◆ TASK BRIEF: In the mailing-list thread on HPC support below, copy word for word the passage between "On Sun, Sep" and "command of interest.", inclusive.

[GRASS-dev] HPC support and implementation options

Wed Sep 28 23:25:07 PDT 2016

(I take liberty to fork this out from
Re: [GRASS-dev] Adding an expert mode to the parser
For the archive reference:
https://lists.osgeo.org/pipermail/grass-dev/2016-September/082520.html
)

On Sun, Sep 25, 2016 at 9:49 PM, Markus Neteler <neteler at osgeo.org> wrote:
> On Wed, Sep 28, 2016 at 10:51 PM, Markus Metz <markus.metz.giswork at gmail.com> wrote:
>> On Thu, Sep 29, 2016 at 12:03 AM, Sören Gebbert <soerengebbert at googlemail.com> wrote:
>> [snip]
>>>
>>> As an example, when aiming at processing all Sentinel-2 tiles
>>> globally, we speak about currently 73000 scenes * up-to-16 tiles along
>>> with global data, analysis on top of other global data is more complex
>>> when doing each job in its own mapset and reintegrate it in a single
>>> target mapset as if able to process then in parallel in one mapset by
>>> simply specifying the respective region to the command of interest.
>>> Yes, different from the current paradigm and not for G7.
>>
>> from our common experience, I would say that creating separate mapsets
>> is a safety feature. If anything goes wrong with that particular
>> processing chain, cleaning up is easy, simply delete this particular
>> mapset and run the job again, if possible on a different host/node
>> (assuming that failed jobs are logged). Anyway, I would be surprised
>> if the overhead of opening a separate mapset is measurable when
>> processing all Sentinel-2 tiles globally.

Generally I agree and with our MODIS experience it worked fine on a
"standalone" cluster system with local disks in each blade.

◆ DATASET RECORDS:
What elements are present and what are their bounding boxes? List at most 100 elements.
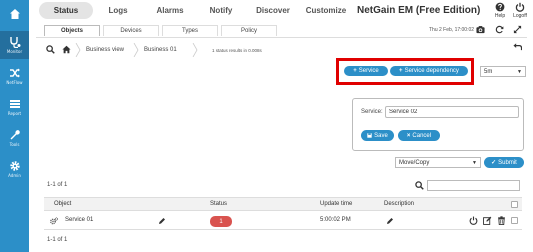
search-icon — [415, 181, 424, 190]
status-results: 1 status results in 0.008s — [212, 48, 262, 53]
logoff-button[interactable]: Logoff — [510, 2, 530, 19]
service-form: Service: Save × Cancel — [352, 98, 524, 151]
sidebar-item-report[interactable]: Report — [0, 93, 29, 121]
help-label: Help — [494, 13, 506, 19]
save-label: Save — [374, 132, 388, 139]
add-service-button[interactable]: + Service — [344, 66, 388, 76]
help-icon — [495, 2, 505, 12]
check-icon: ✓ — [491, 160, 497, 166]
sidebar: Monitor NetFlow Report Tools Admin — [0, 0, 29, 252]
search-icon — [46, 45, 55, 54]
app-title: NetGain EM (Free Edition) — [357, 5, 481, 16]
fullscreen-button[interactable] — [513, 25, 522, 34]
tab-discover[interactable]: Discover — [255, 2, 291, 19]
status-badge[interactable]: 1 — [210, 216, 232, 227]
expand-icon — [513, 25, 522, 34]
table-row: Service 01 1 5:00:02 PM — [44, 212, 522, 230]
help-button[interactable]: Help — [490, 2, 510, 19]
subtab-policy[interactable]: Policy — [221, 25, 277, 36]
search-button[interactable] — [46, 45, 55, 54]
sidebar-item-label: Report — [7, 111, 22, 116]
breadcrumb-item-business-view[interactable]: Business view — [86, 44, 124, 56]
sidebar-item-netflow[interactable]: NetFlow — [0, 62, 29, 90]
submit-button[interactable]: ✓ Submit — [484, 157, 524, 168]
breadcrumb-item-business-01[interactable]: Business 01 — [144, 44, 177, 56]
refresh-icon — [495, 25, 504, 34]
interval-select[interactable]: 5m ▼ — [480, 66, 526, 77]
column-object[interactable]: Object — [54, 201, 71, 207]
subtab-devices[interactable]: Devices — [103, 25, 159, 36]
gear-icon — [9, 161, 20, 171]
caret-down-icon: ▼ — [472, 160, 477, 166]
service-name-input[interactable] — [385, 106, 519, 118]
edit-icon[interactable] — [483, 216, 492, 225]
sidebar-item-monitor[interactable]: Monitor — [0, 31, 29, 59]
tab-logs[interactable]: Logs — [104, 2, 132, 19]
service-gears-icon — [50, 217, 58, 225]
column-update-time[interactable]: Update time — [320, 201, 352, 207]
table-search-input[interactable] — [427, 180, 520, 191]
update-time: 5:00:02 PM — [320, 217, 351, 223]
select-all-checkbox[interactable] — [511, 201, 518, 208]
trash-icon[interactable] — [497, 216, 506, 225]
submit-label: Submit — [498, 159, 517, 166]
sidebar-item-dashboard[interactable] — [0, 0, 29, 28]
subtab-objects[interactable]: Objects — [44, 25, 100, 36]
bulk-action-select[interactable]: Move/Copy ▼ — [395, 157, 481, 168]
sidebar-item-label: Tools — [9, 142, 20, 147]
save-button[interactable]: Save — [361, 130, 394, 141]
result-count-bottom: 1-1 of 1 — [47, 237, 68, 243]
column-description[interactable]: Description — [384, 201, 414, 207]
column-status[interactable]: Status — [210, 201, 227, 207]
add-service-dependency-button[interactable]: + Service dependency — [390, 66, 468, 76]
tab-customize[interactable]: Customize — [304, 2, 348, 19]
interval-value: 5m — [484, 68, 493, 75]
table-search-button[interactable] — [415, 181, 424, 190]
row-checkbox[interactable] — [511, 217, 518, 224]
object-name[interactable]: Service 01 — [65, 217, 93, 223]
app-root: Monitor NetFlow Report Tools Admin Statu… — [0, 0, 533, 252]
close-icon: × — [406, 132, 411, 139]
breadcrumb-separator — [75, 43, 81, 57]
home-icon — [62, 45, 71, 54]
save-icon — [367, 133, 372, 138]
back-button[interactable] — [513, 42, 522, 51]
tab-alarms[interactable]: Alarms — [154, 2, 186, 19]
screenshot-button[interactable] — [476, 25, 485, 34]
edit-name-pencil-icon[interactable] — [158, 217, 166, 225]
cancel-button[interactable]: × Cancel — [398, 130, 440, 141]
plus-icon: + — [353, 68, 357, 74]
edit-description-pencil-icon[interactable] — [386, 217, 394, 225]
camera-icon — [476, 26, 485, 34]
logoff-label: Logoff — [513, 13, 527, 19]
list-icon — [9, 100, 20, 108]
sidebar-item-tools[interactable]: Tools — [0, 124, 29, 152]
subtab-types[interactable]: Types — [162, 25, 218, 36]
sidebar-item-admin[interactable]: Admin — [0, 155, 29, 183]
result-count-top: 1-1 of 1 — [47, 182, 68, 188]
sidebar-item-label: NetFlow — [6, 80, 23, 85]
home-button[interactable] — [62, 45, 71, 54]
sidebar-item-label: Monitor — [6, 49, 23, 54]
power-icon — [515, 2, 525, 12]
bulk-action-value: Move/Copy — [399, 159, 430, 166]
dashboard-icon — [9, 9, 20, 19]
breadcrumb-separator — [133, 43, 139, 57]
tab-notify[interactable]: Notify — [206, 2, 236, 19]
header-divider — [36, 37, 527, 38]
wrench-icon — [10, 130, 20, 140]
stethoscope-icon — [9, 37, 20, 48]
datetime: Thu 2 Feb, 17:00:02 — [429, 27, 475, 33]
caret-down-icon: ▼ — [517, 69, 522, 75]
sidebar-item-label: Admin — [8, 173, 21, 178]
undo-icon — [513, 43, 522, 51]
plus-icon: + — [399, 68, 403, 74]
add-dependency-label: Service dependency — [404, 68, 459, 74]
cancel-label: Cancel — [412, 132, 432, 139]
tab-status[interactable]: Status — [39, 2, 93, 19]
breadcrumb-separator — [192, 43, 198, 57]
table-header: Object Status Update time Description — [44, 197, 522, 211]
shuffle-icon — [9, 68, 20, 78]
refresh-button[interactable] — [495, 25, 504, 34]
power-toggle-icon[interactable] — [469, 216, 478, 225]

◆ ANSWER TO THIS PROBLEM:
On Sun, Sep 25, 2016 at 9:49 PM, Markus Neteler <neteler at osgeo.org> wrote:
> On Wed, Sep 28, 2016 at 10:51 PM, Markus Metz <markus.metz.giswork at gmail.com> wrote:
>> On Thu, Sep 29, 2016 at 12:03 AM, Sören Gebbert <soerengebbert at googlemail.com> wrote:
>> [snip]
>>>
>>> As an example, when aiming at processing all Sentinel-2 tiles
>>> globally, we speak about currently 73000 scenes * up-to-16 tiles along
>>> with global data, analysis on top of other global data is more complex
>>> when doing each job in its own mapset and reintegrate it in a single
>>> target mapset as if able to process then in parallel in one mapset by
>>> simply specifying the respective region to the command of interest.